Dataset excerpts
*-*-*
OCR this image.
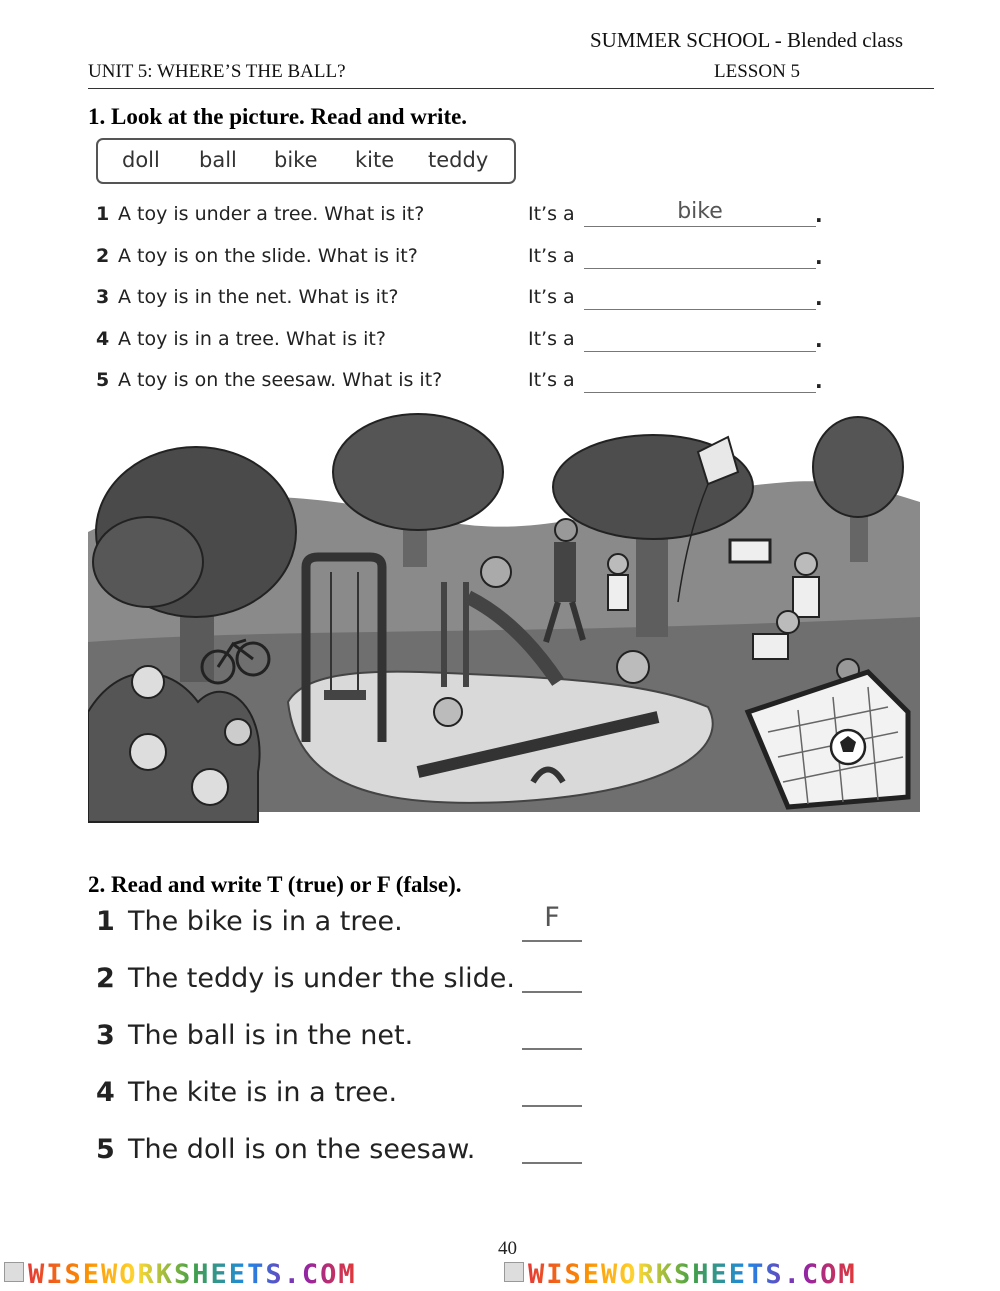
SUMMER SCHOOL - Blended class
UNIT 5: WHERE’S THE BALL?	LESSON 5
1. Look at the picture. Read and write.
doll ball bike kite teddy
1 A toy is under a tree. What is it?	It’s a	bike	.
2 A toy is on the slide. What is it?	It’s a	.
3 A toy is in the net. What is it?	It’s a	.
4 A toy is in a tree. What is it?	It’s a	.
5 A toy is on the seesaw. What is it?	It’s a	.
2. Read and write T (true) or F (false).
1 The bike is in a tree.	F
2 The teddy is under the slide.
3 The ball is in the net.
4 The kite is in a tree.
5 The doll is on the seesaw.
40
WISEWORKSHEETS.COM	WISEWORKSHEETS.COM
*-*-*
Directions
A faithful copy of the records above is needed, with the pictures left out.

Written answer
OCR this image.
SUMMER SCHOOL - Blended class
UNIT 5: WHERE’S THE BALL?	LESSON 5
1. Look at the picture. Read and write.
doll ball bike kite teddy
1 A toy is under a tree. What is it?	It’s a	bike	.
2 A toy is on the slide. What is it?	It’s a	.
3 A toy is in the net. What is it?	It’s a	.
4 A toy is in a tree. What is it?	It’s a	.
5 A toy is on the seesaw. What is it?	It’s a	.
2. Read and write T (true) or F (false).
1 The bike is in a tree.	F
2 The teddy is under the slide.
3 The ball is in the net.
4 The kite is in a tree.
5 The doll is on the seesaw.
40
WISEWORKSHEETS.COM	WISEWORKSHEETS.COM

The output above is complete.